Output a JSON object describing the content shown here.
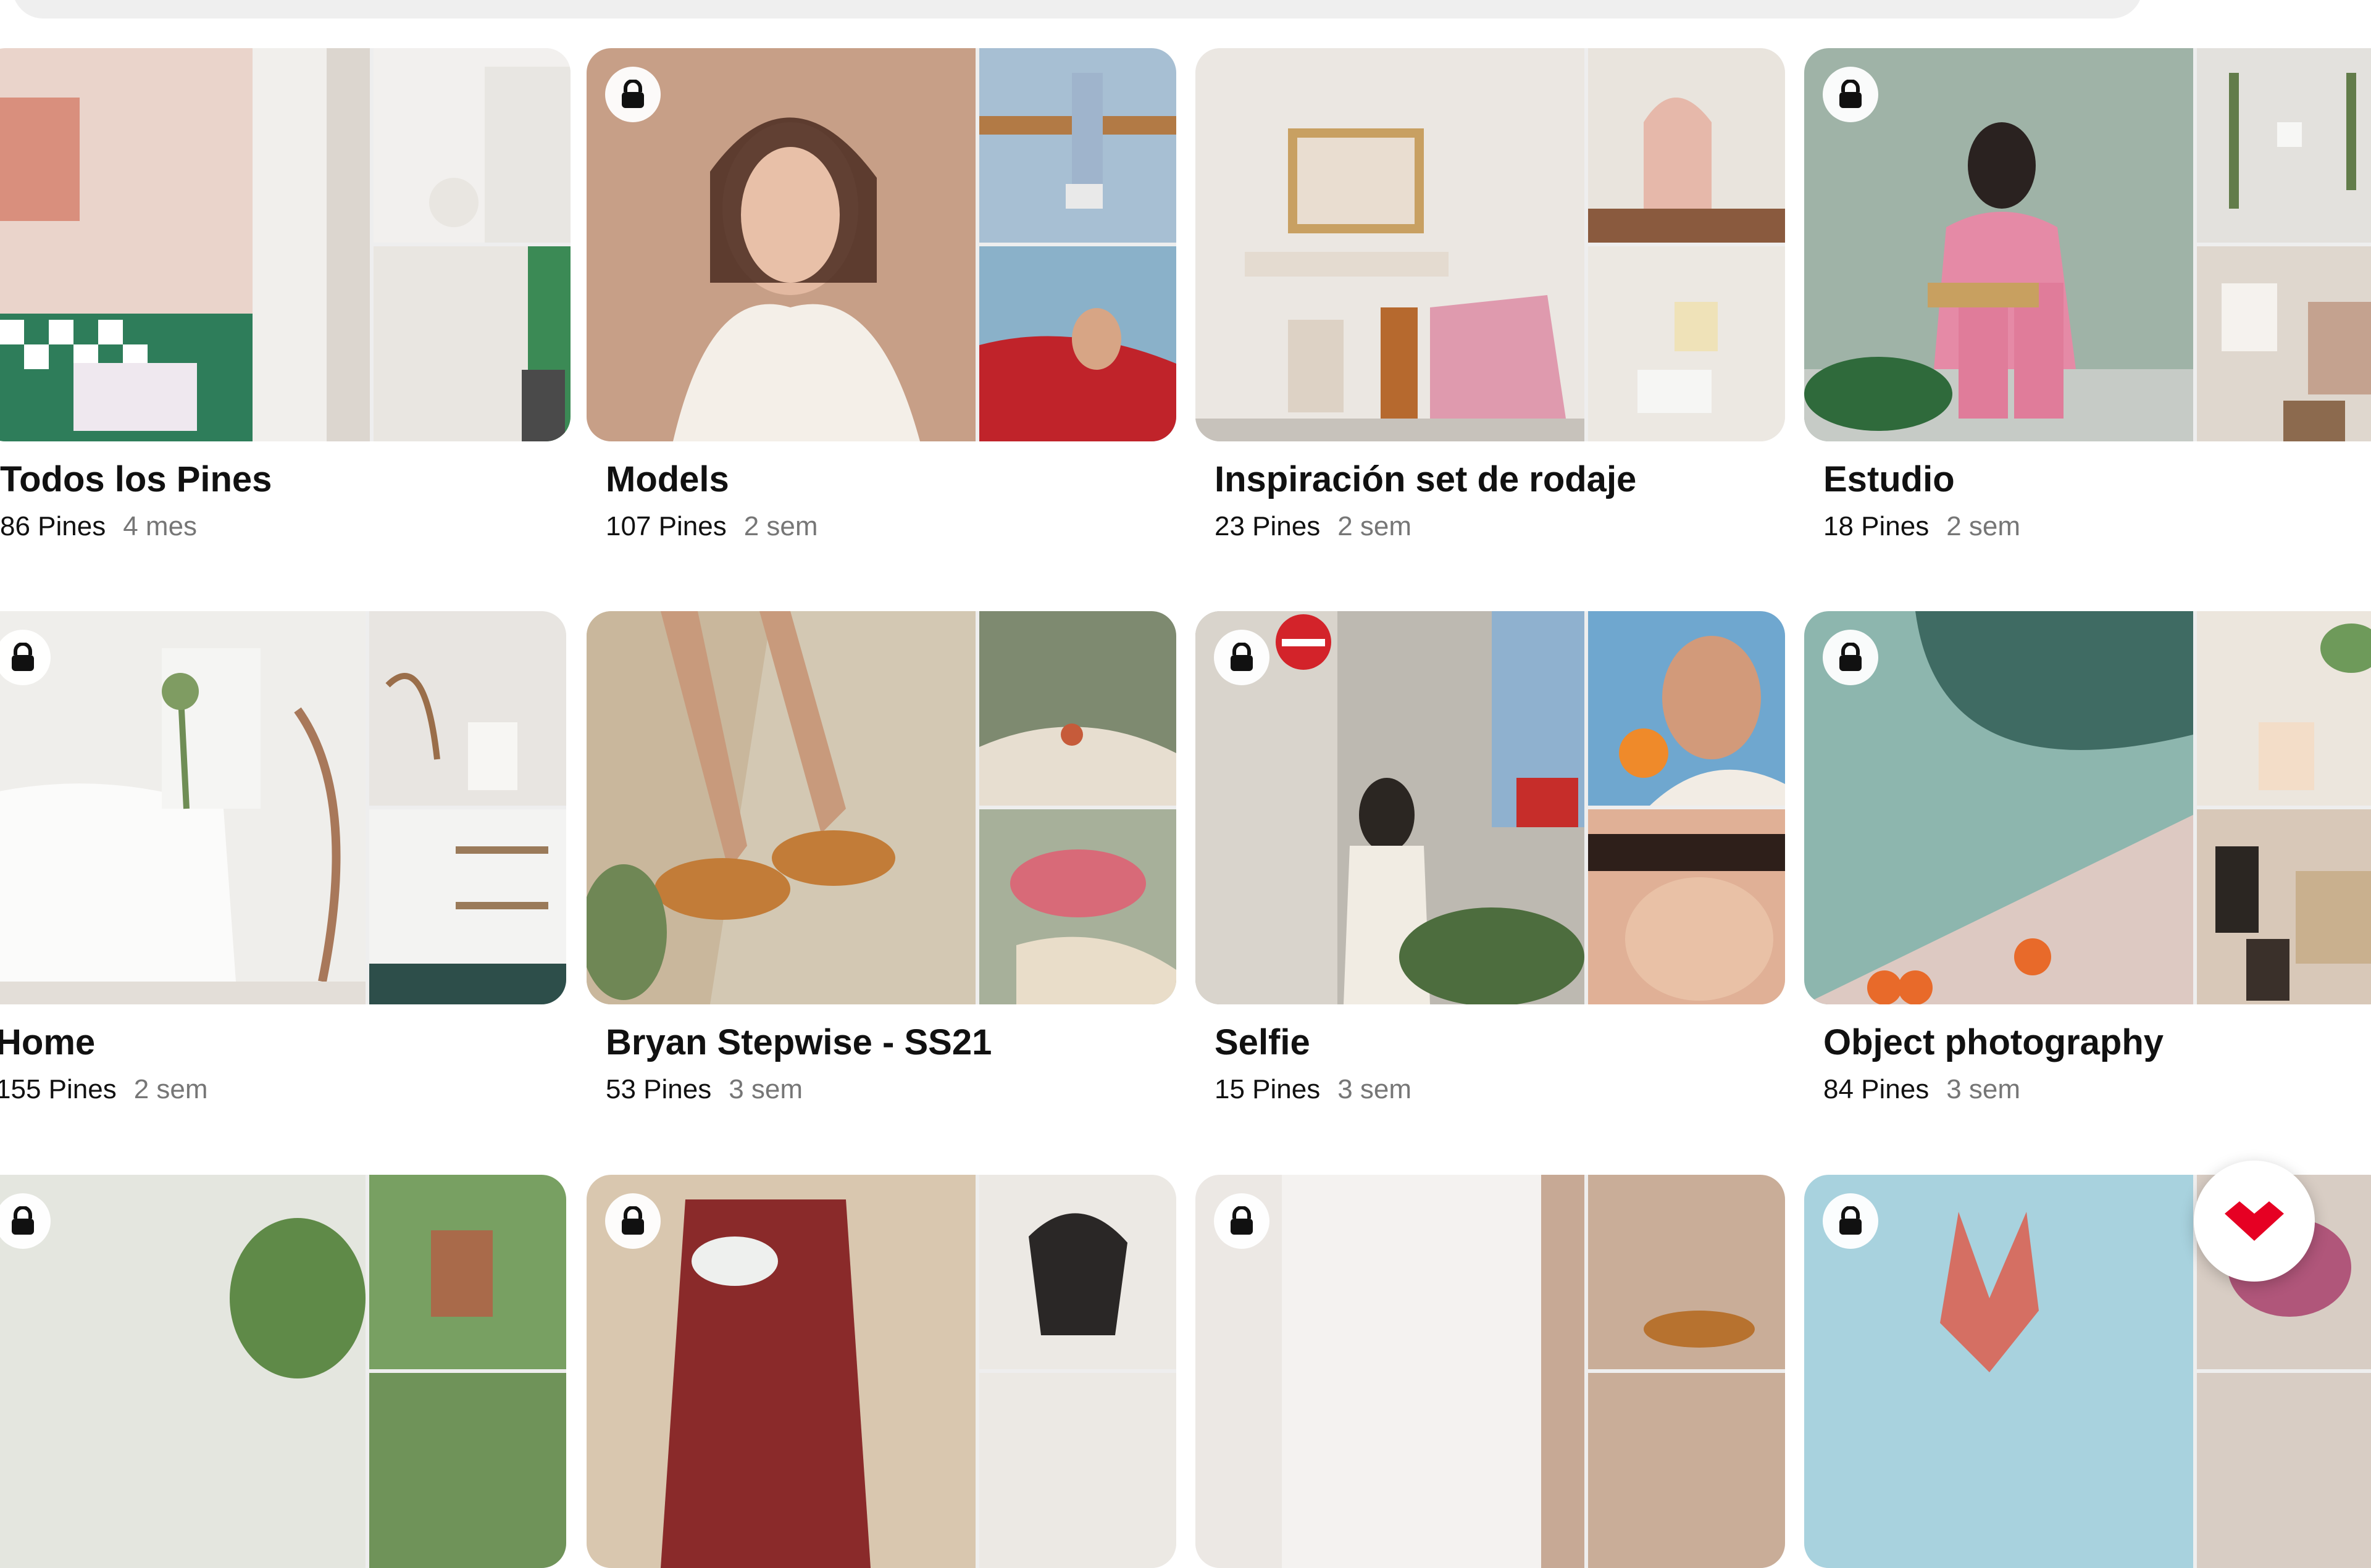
{
  "boards": [
    {
      "id": "todos",
      "name": "Todos los Pines",
      "pins": "86 Pines",
      "age": "4 mes",
      "private": false,
      "colors": {
        "main": "#e9c9bf",
        "tr": "#e4ded6",
        "br": "#c7d1c6"
      }
    },
    {
      "id": "models",
      "name": "Models",
      "pins": "107 Pines",
      "age": "2 sem",
      "private": true,
      "colors": {
        "main": "#c9a58f",
        "tr": "#9bb2c6",
        "br": "#b8322e"
      }
    },
    {
      "id": "inspiracion",
      "name": "Inspiración set de rodaje",
      "pins": "23 Pines",
      "age": "2 sem",
      "private": false,
      "colors": {
        "main": "#e7e2dc",
        "tr": "#d7b8ac",
        "br": "#ece8e2"
      }
    },
    {
      "id": "estudio",
      "name": "Estudio",
      "pins": "18 Pines",
      "age": "2 sem",
      "private": true,
      "colors": {
        "main": "#a9b6ad",
        "tr": "#e2e0dc",
        "br": "#d8cfc6"
      }
    },
    {
      "id": "home",
      "name": "Home",
      "pins": "155 Pines",
      "age": "2 sem",
      "private": true,
      "colors": {
        "main": "#ecebe7",
        "tr": "#e4e1dc",
        "br": "#dcdcd8"
      }
    },
    {
      "id": "bryan",
      "name": "Bryan Stepwise - SS21",
      "pins": "53 Pines",
      "age": "3 sem",
      "private": false,
      "colors": {
        "main": "#cfc3ad",
        "tr": "#8f9a86",
        "br": "#b7b5a6"
      }
    },
    {
      "id": "selfie",
      "name": "Selfie",
      "pins": "15 Pines",
      "age": "3 sem",
      "private": true,
      "colors": {
        "main": "#b9b4ab",
        "tr": "#d9a98c",
        "br": "#cf8b6c"
      }
    },
    {
      "id": "object",
      "name": "Object photography",
      "pins": "84 Pines",
      "age": "3 sem",
      "private": true,
      "colors": {
        "main": "#8fb4ac",
        "tr": "#ece6de",
        "br": "#b99585"
      }
    },
    {
      "id": "row3a",
      "name": "",
      "pins": "",
      "age": "",
      "private": true,
      "colors": {
        "main": "#e3e6df",
        "tr": "#7c9a6a",
        "br": "#7c9a6a"
      }
    },
    {
      "id": "row3b",
      "name": "",
      "pins": "",
      "age": "",
      "private": true,
      "colors": {
        "main": "#d8c4ad",
        "tr": "#ece8e2",
        "br": "#ece8e2"
      }
    },
    {
      "id": "row3c",
      "name": "",
      "pins": "",
      "age": "",
      "private": true,
      "colors": {
        "main": "#ebe6e2",
        "tr": "#c2a493",
        "br": "#c2a493"
      }
    },
    {
      "id": "row3d",
      "name": "",
      "pins": "",
      "age": "",
      "private": true,
      "colors": {
        "main": "#a9d3df",
        "tr": "#d7ccc4",
        "br": "#d7ccc4"
      }
    }
  ],
  "accent": "#e60023",
  "fab": {
    "icon": "brand-logo-icon"
  }
}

--- Work to do ---
Select all lines in the listing that include the word "name".

--- Task answer ---
      "name": "Todos los Pines",
      "name": "Models",
      "name": "Inspiración set de rodaje",
      "name": "Estudio",
      "name": "Home",
      "name": "Bryan Stepwise - SS21",
      "name": "Selfie",
      "name": "Object photography",
      "name": "",
      "name": "",
      "name": "",
      "name": "",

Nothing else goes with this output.